_Work to complete_:
Go through the entries below and pick out every line with "Besucher".

_Exercise input_:

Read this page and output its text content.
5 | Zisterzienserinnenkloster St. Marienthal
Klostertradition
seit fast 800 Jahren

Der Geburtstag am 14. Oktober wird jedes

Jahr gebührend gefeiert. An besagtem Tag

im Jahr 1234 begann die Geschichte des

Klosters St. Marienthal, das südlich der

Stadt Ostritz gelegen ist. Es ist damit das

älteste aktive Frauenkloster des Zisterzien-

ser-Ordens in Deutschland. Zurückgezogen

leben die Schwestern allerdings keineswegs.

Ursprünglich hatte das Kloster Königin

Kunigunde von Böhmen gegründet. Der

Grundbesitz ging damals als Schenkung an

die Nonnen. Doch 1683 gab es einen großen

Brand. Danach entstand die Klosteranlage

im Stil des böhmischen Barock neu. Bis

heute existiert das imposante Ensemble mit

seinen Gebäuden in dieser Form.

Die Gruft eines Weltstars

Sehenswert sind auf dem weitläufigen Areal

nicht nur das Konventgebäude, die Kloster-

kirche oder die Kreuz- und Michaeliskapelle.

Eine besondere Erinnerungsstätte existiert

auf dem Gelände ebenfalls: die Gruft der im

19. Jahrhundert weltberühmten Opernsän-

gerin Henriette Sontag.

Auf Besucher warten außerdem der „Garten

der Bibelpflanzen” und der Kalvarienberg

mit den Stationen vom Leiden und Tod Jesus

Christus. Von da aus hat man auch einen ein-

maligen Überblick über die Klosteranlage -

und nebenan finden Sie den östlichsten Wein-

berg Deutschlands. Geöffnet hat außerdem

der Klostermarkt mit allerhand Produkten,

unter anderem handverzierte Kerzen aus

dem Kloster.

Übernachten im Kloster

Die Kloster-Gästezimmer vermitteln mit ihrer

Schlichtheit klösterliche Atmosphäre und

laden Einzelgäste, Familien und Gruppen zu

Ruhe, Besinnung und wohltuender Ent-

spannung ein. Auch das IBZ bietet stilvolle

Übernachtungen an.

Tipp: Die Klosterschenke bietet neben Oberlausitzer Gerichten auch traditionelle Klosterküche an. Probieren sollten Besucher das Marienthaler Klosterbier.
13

_The completed task_:
Auf Besucher warten außerdem der „Garten
Tipp: Die Klosterschenke bietet neben Oberlausitzer Gerichten auch traditionelle Klosterküche an. Probieren sollten Besucher das Marienthaler Klosterbier.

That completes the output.